* Directions
Go through the lines below and retype each one exactly.

* Data
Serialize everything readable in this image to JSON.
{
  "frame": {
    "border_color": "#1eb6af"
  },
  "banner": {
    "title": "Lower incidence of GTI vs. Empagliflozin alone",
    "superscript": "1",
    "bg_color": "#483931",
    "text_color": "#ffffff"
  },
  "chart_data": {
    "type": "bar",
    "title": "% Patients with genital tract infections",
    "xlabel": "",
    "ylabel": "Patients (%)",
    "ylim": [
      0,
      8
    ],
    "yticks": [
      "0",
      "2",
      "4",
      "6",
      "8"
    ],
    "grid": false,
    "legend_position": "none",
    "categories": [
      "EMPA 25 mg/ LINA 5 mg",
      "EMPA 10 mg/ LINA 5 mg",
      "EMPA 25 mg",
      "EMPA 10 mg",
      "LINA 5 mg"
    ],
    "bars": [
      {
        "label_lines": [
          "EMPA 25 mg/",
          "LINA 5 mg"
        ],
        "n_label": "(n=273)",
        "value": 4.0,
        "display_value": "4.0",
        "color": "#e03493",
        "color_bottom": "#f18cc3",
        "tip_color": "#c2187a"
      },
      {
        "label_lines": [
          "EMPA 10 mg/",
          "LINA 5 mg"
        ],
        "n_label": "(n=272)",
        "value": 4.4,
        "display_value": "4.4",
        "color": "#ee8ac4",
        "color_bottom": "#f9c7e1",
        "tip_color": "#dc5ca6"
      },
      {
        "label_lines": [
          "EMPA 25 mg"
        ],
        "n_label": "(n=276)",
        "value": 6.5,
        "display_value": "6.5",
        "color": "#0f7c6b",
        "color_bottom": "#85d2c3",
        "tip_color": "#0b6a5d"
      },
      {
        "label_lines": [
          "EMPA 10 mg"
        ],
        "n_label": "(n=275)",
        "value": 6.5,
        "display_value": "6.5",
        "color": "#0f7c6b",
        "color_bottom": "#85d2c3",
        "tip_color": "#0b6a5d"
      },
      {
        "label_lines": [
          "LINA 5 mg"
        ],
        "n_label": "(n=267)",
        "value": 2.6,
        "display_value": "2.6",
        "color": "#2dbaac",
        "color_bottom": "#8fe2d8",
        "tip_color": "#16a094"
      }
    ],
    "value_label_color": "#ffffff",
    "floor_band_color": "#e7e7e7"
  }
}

* Answer to this task
Serialize everything readable in this image to JSON.
{
  "frame": {
    "border_color": "#1eb6af"
  },
  "banner": {
    "title": "Lower incidence of GTI vs. Empagliflozin alone",
    "superscript": "1",
    "bg_color": "#483931",
    "text_color": "#ffffff"
  },
  "chart_data": {
    "type": "bar",
    "title": "% Patients with genital tract infections",
    "xlabel": "",
    "ylabel": "Patients (%)",
    "ylim": [
      0,
      8
    ],
    "yticks": [
      "0",
      "2",
      "4",
      "6",
      "8"
    ],
    "grid": false,
    "legend_position": "none",
    "categories": [
      "EMPA 25 mg/ LINA 5 mg",
      "EMPA 10 mg/ LINA 5 mg",
      "EMPA 25 mg",
      "EMPA 10 mg",
      "LINA 5 mg"
    ],
    "bars": [
      {
        "label_lines": [
          "EMPA 25 mg/",
          "LINA 5 mg"
        ],
        "n_label": "(n=273)",
        "value": 4.0,
        "display_value": "4.0",
        "color": "#e03493",
        "color_bottom": "#f18cc3",
        "tip_color": "#c2187a"
      },
      {
        "label_lines": [
          "EMPA 10 mg/",
          "LINA 5 mg"
        ],
        "n_label": "(n=272)",
        "value": 4.4,
        "display_value": "4.4",
        "color": "#ee8ac4",
        "color_bottom": "#f9c7e1",
        "tip_color": "#dc5ca6"
      },
      {
        "label_lines": [
          "EMPA 25 mg"
        ],
        "n_label": "(n=276)",
        "value": 6.5,
        "display_value": "6.5",
        "color": "#0f7c6b",
        "color_bottom": "#85d2c3",
        "tip_color": "#0b6a5d"
      },
      {
        "label_lines": [
          "EMPA 10 mg"
        ],
        "n_label": "(n=275)",
        "value": 6.5,
        "display_value": "6.5",
        "color": "#0f7c6b",
        "color_bottom": "#85d2c3",
        "tip_color": "#0b6a5d"
      },
      {
        "label_lines": [
          "LINA 5 mg"
        ],
        "n_label": "(n=267)",
        "value": 2.6,
        "display_value": "2.6",
        "color": "#2dbaac",
        "color_bottom": "#8fe2d8",
        "tip_color": "#16a094"
      }
    ],
    "value_label_color": "#ffffff",
    "floor_band_color": "#e7e7e7"
  }
}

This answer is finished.